*Do this*: Set down the full listing exactly as given. Any pictures are to be left out.

==========

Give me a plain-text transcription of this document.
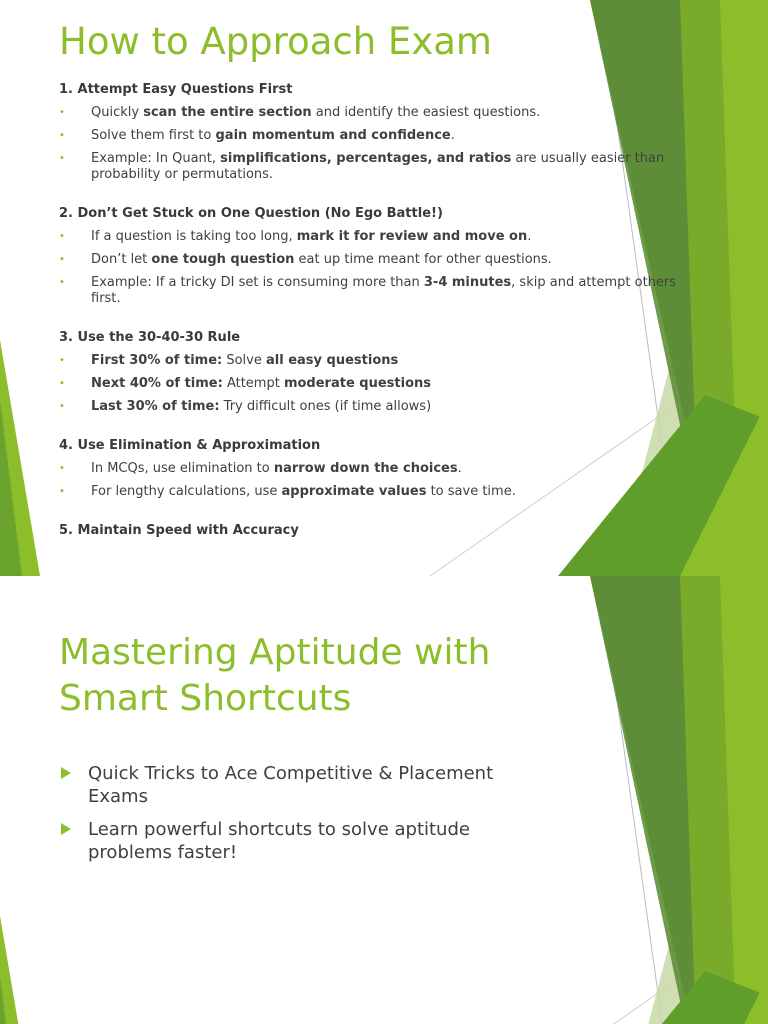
How to Approach Exam
1. Attempt Easy Questions First
• Quickly scan the entire section and identify the easiest questions.
• Solve them first to gain momentum and confidence.
• Example: In Quant, simplifications, percentages, and ratios are usually easier than probability or permutations.
2. Don’t Get Stuck on One Question (No Ego Battle!)
• If a question is taking too long, mark it for review and move on.
• Don’t let one tough question eat up time meant for other questions.
• Example: If a tricky DI set is consuming more than 3-4 minutes, skip and attempt others first.
3. Use the 30-40-30 Rule
• First 30% of time: Solve all easy questions
• Next 40% of time: Attempt moderate questions
• Last 30% of time: Try difficult ones (if time allows)
4. Use Elimination & Approximation
• In MCQs, use elimination to narrow down the choices.
• For lengthy calculations, use approximate values to save time.
5. Maintain Speed with Accuracy
Mastering Aptitude with Smart Shortcuts
Quick Tricks to Ace Competitive & Placement Exams
Learn powerful shortcuts to solve aptitude problems faster!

==========

*Solution to this task*:
Give me a plain-text transcription of this document.
How to Approach Exam
1. Attempt Easy Questions First
• Quickly scan the entire section and identify the easiest questions.
• Solve them first to gain momentum and confidence.
• Example: In Quant, simplifications, percentages, and ratios are usually easier than probability or permutations.
2. Don’t Get Stuck on One Question (No Ego Battle!)
• If a question is taking too long, mark it for review and move on.
• Don’t let one tough question eat up time meant for other questions.
• Example: If a tricky DI set is consuming more than 3-4 minutes, skip and attempt others first.
3. Use the 30-40-30 Rule
• First 30% of time: Solve all easy questions
• Next 40% of time: Attempt moderate questions
• Last 30% of time: Try difficult ones (if time allows)
4. Use Elimination & Approximation
• In MCQs, use elimination to narrow down the choices.
• For lengthy calculations, use approximate values to save time.
5. Maintain Speed with Accuracy
Mastering Aptitude with Smart Shortcuts
Quick Tricks to Ace Competitive & Placement Exams
Learn powerful shortcuts to solve aptitude problems faster!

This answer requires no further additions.